Set problem:
Copy the data character for character, starting with its first line and going on through the line with "- tab-clock[interactable]: CLOCK.PY", and stop there.

begin

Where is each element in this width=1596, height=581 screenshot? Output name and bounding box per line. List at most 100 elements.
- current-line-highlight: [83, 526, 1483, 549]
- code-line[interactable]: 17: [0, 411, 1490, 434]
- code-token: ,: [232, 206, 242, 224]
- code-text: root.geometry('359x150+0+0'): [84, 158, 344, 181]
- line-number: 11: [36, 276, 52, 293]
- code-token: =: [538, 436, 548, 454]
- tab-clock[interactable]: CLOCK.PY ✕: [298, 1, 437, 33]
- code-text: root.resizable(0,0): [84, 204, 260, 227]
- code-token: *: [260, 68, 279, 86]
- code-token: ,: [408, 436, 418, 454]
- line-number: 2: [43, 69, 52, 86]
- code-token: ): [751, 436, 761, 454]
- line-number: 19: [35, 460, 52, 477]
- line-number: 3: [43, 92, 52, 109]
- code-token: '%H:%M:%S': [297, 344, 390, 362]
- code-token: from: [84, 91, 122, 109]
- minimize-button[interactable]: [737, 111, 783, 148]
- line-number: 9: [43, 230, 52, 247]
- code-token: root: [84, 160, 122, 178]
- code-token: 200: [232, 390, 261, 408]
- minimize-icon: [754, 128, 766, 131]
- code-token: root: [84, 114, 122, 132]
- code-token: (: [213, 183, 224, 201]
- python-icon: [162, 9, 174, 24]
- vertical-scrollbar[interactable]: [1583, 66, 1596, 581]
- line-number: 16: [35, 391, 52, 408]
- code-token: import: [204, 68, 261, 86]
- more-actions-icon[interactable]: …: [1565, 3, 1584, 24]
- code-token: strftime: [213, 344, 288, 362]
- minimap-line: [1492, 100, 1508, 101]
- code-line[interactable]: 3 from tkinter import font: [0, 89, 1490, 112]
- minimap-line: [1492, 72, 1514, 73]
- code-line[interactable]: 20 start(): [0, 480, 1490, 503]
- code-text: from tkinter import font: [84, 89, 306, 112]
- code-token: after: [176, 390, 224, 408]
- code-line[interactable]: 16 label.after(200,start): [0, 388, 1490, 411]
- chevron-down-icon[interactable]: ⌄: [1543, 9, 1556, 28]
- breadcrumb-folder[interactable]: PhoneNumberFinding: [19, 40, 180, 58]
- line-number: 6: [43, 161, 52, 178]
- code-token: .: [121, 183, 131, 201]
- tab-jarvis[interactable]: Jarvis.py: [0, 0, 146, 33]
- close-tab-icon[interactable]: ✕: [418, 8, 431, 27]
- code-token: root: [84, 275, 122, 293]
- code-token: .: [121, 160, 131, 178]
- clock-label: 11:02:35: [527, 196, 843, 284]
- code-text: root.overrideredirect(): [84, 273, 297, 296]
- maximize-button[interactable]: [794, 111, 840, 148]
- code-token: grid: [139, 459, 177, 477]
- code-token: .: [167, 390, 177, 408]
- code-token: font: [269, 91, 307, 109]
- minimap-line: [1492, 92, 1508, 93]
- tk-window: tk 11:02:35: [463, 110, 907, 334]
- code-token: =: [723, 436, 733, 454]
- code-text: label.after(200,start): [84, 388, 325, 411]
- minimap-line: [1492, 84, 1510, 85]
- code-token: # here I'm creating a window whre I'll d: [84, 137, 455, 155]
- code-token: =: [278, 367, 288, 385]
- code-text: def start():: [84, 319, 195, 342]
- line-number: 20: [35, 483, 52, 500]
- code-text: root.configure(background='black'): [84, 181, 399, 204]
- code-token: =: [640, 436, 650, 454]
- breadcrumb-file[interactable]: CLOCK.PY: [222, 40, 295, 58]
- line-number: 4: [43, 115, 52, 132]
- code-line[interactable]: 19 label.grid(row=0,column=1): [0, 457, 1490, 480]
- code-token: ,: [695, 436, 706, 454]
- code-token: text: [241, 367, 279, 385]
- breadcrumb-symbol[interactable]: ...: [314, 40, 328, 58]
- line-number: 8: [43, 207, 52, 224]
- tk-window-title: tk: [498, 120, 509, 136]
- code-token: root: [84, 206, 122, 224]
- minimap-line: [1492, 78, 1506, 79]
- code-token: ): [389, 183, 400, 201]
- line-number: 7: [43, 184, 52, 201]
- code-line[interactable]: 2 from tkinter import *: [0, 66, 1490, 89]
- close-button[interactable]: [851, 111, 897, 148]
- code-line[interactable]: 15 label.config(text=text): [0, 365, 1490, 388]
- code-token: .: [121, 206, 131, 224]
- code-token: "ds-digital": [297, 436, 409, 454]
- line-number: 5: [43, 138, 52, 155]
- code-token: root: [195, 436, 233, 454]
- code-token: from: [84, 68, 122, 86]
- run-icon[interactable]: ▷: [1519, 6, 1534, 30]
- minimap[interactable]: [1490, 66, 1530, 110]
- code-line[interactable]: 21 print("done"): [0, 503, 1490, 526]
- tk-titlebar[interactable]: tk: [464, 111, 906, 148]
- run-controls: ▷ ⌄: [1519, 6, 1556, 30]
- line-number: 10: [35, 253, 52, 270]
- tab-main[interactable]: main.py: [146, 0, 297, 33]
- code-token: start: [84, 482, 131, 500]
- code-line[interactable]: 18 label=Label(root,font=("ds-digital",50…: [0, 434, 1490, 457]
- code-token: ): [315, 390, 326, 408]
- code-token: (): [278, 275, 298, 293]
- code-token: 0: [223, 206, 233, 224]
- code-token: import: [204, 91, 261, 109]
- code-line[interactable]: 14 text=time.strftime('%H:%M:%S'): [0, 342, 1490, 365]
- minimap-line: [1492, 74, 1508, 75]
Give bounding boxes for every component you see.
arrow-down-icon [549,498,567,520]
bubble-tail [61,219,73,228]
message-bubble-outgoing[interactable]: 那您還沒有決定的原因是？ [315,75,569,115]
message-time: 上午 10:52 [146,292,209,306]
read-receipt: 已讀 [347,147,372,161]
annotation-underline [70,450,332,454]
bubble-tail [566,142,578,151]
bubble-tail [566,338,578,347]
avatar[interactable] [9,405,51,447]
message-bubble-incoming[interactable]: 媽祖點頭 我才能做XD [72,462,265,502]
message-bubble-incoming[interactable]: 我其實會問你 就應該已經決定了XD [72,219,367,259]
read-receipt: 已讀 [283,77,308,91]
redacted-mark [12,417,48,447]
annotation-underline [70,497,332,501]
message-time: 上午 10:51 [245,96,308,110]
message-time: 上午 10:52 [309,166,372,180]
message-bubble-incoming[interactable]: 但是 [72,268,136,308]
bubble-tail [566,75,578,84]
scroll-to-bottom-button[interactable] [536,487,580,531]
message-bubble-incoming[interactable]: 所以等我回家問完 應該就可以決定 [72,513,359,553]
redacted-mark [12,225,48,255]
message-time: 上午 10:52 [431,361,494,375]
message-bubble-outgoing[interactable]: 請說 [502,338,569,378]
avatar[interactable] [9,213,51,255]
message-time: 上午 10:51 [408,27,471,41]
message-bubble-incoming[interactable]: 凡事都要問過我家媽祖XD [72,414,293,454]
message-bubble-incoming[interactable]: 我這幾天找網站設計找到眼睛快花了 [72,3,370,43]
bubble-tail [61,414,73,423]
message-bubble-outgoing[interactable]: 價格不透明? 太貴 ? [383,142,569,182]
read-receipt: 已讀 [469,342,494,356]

end

Task solution:
Where is each element in this width=1596, height=581 screenshot? Output name and bounding box per line. List at most 100 elements.
- current-line-highlight: [83, 526, 1483, 549]
- code-line[interactable]: 17: [0, 411, 1490, 434]
- code-token: ,: [232, 206, 242, 224]
- code-text: root.geometry('359x150+0+0'): [84, 158, 344, 181]
- line-number: 11: [36, 276, 52, 293]
- code-token: =: [538, 436, 548, 454]
- tab-clock[interactable]: CLOCK.PY ✕: [298, 1, 437, 33]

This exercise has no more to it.